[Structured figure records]
— BEGIN —
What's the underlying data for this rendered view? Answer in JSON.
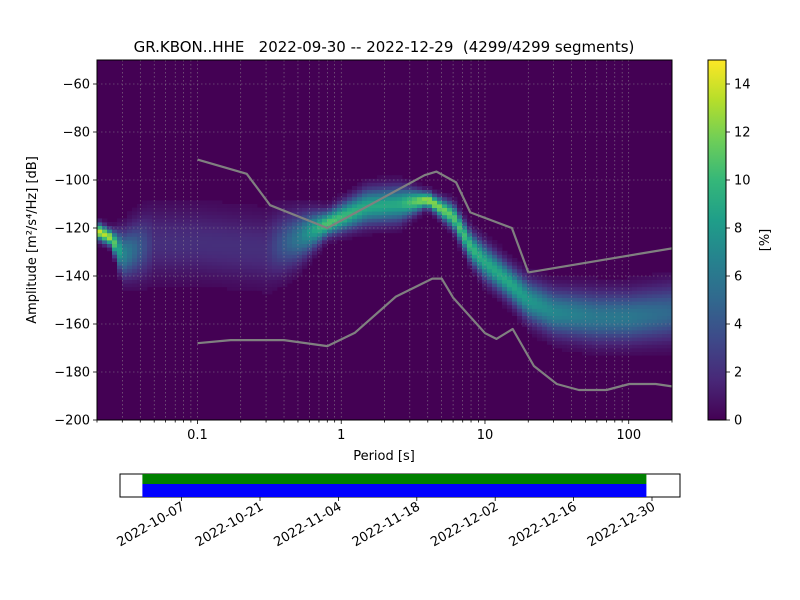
{
  "chart_data": {
    "type": "heatmap",
    "title": "GR.KBON..HHE   2022-09-30 -- 2022-12-29  (4299/4299 segments)",
    "xlabel": "Period [s]",
    "ylabel": "Amplitude [m²/s⁴/Hz] [dB]",
    "xscale": "log",
    "xlim": [
      0.02,
      200
    ],
    "ylim": [
      -200,
      -50
    ],
    "xticks": [
      {
        "value": 0.1,
        "label": "0.1"
      },
      {
        "value": 1,
        "label": "1"
      },
      {
        "value": 10,
        "label": "10"
      },
      {
        "value": 100,
        "label": "100"
      }
    ],
    "yticks": [
      -60,
      -80,
      -100,
      -120,
      -140,
      -160,
      -180,
      -200
    ],
    "grid": true,
    "colorbar": {
      "label": "[%]",
      "range": [
        0,
        15
      ],
      "ticks": [
        0,
        2,
        4,
        6,
        8,
        10,
        12,
        14
      ],
      "colormap": "viridis"
    },
    "density_ridge": [
      {
        "period": 0.02,
        "db": -121,
        "peak_pct": 14
      },
      {
        "period": 0.025,
        "db": -124,
        "peak_pct": 13
      },
      {
        "period": 0.03,
        "db": -131,
        "peak_pct": 7
      },
      {
        "period": 0.05,
        "db": -126,
        "peak_pct": 2
      },
      {
        "period": 0.1,
        "db": -126,
        "peak_pct": 2
      },
      {
        "period": 0.3,
        "db": -129,
        "peak_pct": 2
      },
      {
        "period": 0.5,
        "db": -124,
        "peak_pct": 6
      },
      {
        "period": 0.8,
        "db": -118,
        "peak_pct": 11
      },
      {
        "period": 1.5,
        "db": -111,
        "peak_pct": 9
      },
      {
        "period": 2.5,
        "db": -110,
        "peak_pct": 9
      },
      {
        "period": 4,
        "db": -108,
        "peak_pct": 13
      },
      {
        "period": 6,
        "db": -115,
        "peak_pct": 11
      },
      {
        "period": 8,
        "db": -128,
        "peak_pct": 10
      },
      {
        "period": 10,
        "db": -134,
        "peak_pct": 9
      },
      {
        "period": 15,
        "db": -143,
        "peak_pct": 9
      },
      {
        "period": 20,
        "db": -150,
        "peak_pct": 8
      },
      {
        "period": 30,
        "db": -155,
        "peak_pct": 7
      },
      {
        "period": 60,
        "db": -157,
        "peak_pct": 6
      },
      {
        "period": 100,
        "db": -157,
        "peak_pct": 6
      },
      {
        "period": 200,
        "db": -155,
        "peak_pct": 5
      }
    ],
    "series": [
      {
        "name": "",
        "role": "new high noise model",
        "color": "#808080",
        "points": [
          [
            0.1,
            -91.5
          ],
          [
            0.22,
            -97.4
          ],
          [
            0.32,
            -110.5
          ],
          [
            0.8,
            -120
          ],
          [
            3.8,
            -98
          ],
          [
            4.6,
            -96.5
          ],
          [
            6.3,
            -101
          ],
          [
            7.9,
            -113.5
          ],
          [
            15.4,
            -120
          ],
          [
            20,
            -138.5
          ],
          [
            354,
            -126
          ]
        ]
      },
      {
        "name": "",
        "role": "new low noise model",
        "color": "#808080",
        "points": [
          [
            0.1,
            -168
          ],
          [
            0.17,
            -166.7
          ],
          [
            0.4,
            -166.7
          ],
          [
            0.8,
            -169.2
          ],
          [
            1.24,
            -163.7
          ],
          [
            2.4,
            -148.6
          ],
          [
            4.3,
            -141.1
          ],
          [
            5,
            -141.1
          ],
          [
            6,
            -149
          ],
          [
            10,
            -163.8
          ],
          [
            12,
            -166.2
          ],
          [
            15.6,
            -162.1
          ],
          [
            21.9,
            -177.5
          ],
          [
            31.6,
            -185
          ],
          [
            45,
            -187.5
          ],
          [
            70,
            -187.5
          ],
          [
            101,
            -185
          ],
          [
            154,
            -185
          ],
          [
            200,
            -186
          ]
        ]
      }
    ]
  },
  "data_availability": {
    "dates": [
      "2022-10-07",
      "2022-10-21",
      "2022-11-04",
      "2022-11-18",
      "2022-12-02",
      "2022-12-16",
      "2022-12-30"
    ],
    "range": [
      "2022-09-26",
      "2023-01-04"
    ],
    "coverage": [
      "2022-09-30",
      "2022-12-29"
    ],
    "colors": {
      "top": "#008000",
      "bottom": "#0000ff"
    }
  }
}
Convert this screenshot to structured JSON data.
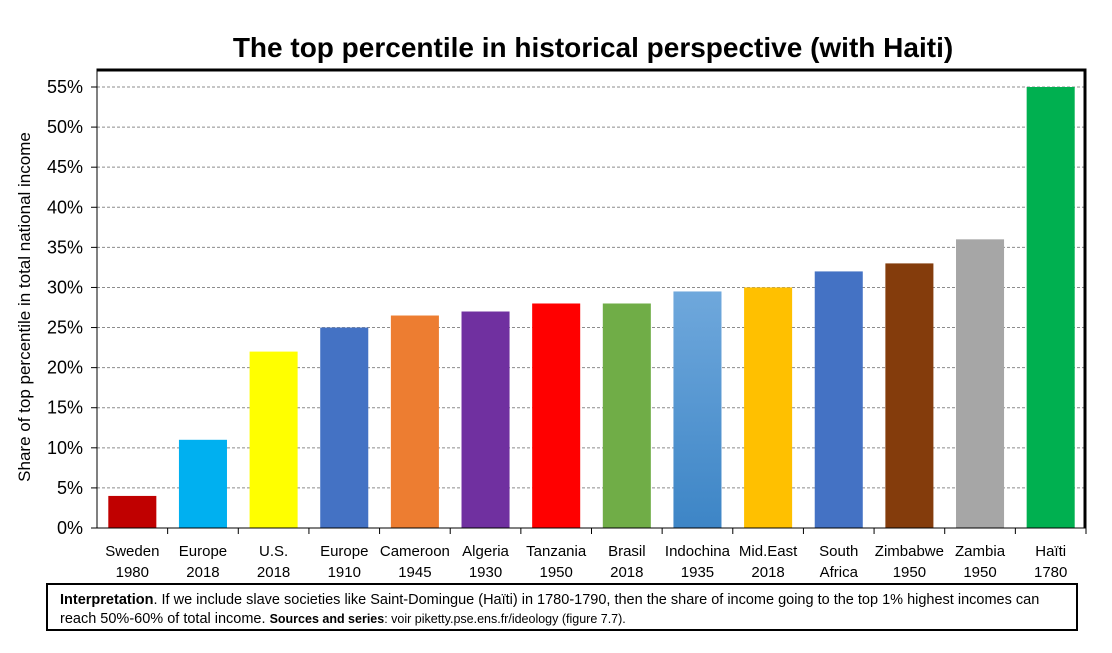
{
  "chart_data": {
    "type": "bar",
    "title": "The top percentile in historical perspective (with Haiti)",
    "ylabel": "Share of top percentile in total national income",
    "xlabel": "",
    "ylim": [
      0,
      0.55
    ],
    "yticks": [
      "0%",
      "5%",
      "10%",
      "15%",
      "20%",
      "25%",
      "30%",
      "35%",
      "40%",
      "45%",
      "50%",
      "55%"
    ],
    "grid": true,
    "categories": [
      {
        "line1": "Sweden",
        "line2": "1980"
      },
      {
        "line1": "Europe",
        "line2": "2018"
      },
      {
        "line1": "U.S.",
        "line2": "2018"
      },
      {
        "line1": "Europe",
        "line2": "1910"
      },
      {
        "line1": "Cameroon",
        "line2": "1945"
      },
      {
        "line1": "Algeria",
        "line2": "1930"
      },
      {
        "line1": "Tanzania",
        "line2": "1950"
      },
      {
        "line1": "Brasil",
        "line2": "2018"
      },
      {
        "line1": "Indochina",
        "line2": "1935"
      },
      {
        "line1": "Mid.East",
        "line2": "2018"
      },
      {
        "line1": "South",
        "line2": "Africa"
      },
      {
        "line1": "Zimbabwe",
        "line2": "1950"
      },
      {
        "line1": "Zambia",
        "line2": "1950"
      },
      {
        "line1": "Haïti",
        "line2": "1780"
      }
    ],
    "values": [
      0.04,
      0.11,
      0.22,
      0.25,
      0.265,
      0.27,
      0.28,
      0.28,
      0.295,
      0.3,
      0.32,
      0.33,
      0.36,
      0.55
    ],
    "colors": [
      "#C00000",
      "#00B0F0",
      "#FFFF00",
      "#4472C4",
      "#ED7D31",
      "#7030A0",
      "#FF0000",
      "#70AD47",
      "#5B9BD5",
      "#FFC000",
      "#4472C4",
      "#843C0C",
      "#A6A6A6",
      "#00B050"
    ]
  },
  "note": {
    "interp_label": "Interpretation",
    "interp_text": ". If we include slave societies like Saint-Domingue (Haïti) in 1780-1790, then the share of income going to the top 1% highest incomes can reach 50%-60% of total income.",
    "sources_label": "Sources and series",
    "sources_text": ": voir piketty.pse.ens.fr/ideology (figure 7.7)."
  }
}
— END —
**THE TASK**
Check every line for "this" and show the ones that have it.

**WORKED ANSWER**
What's the underlying data for this rendered view? Answer in JSON.
Convert this screenshot to structured JSON data.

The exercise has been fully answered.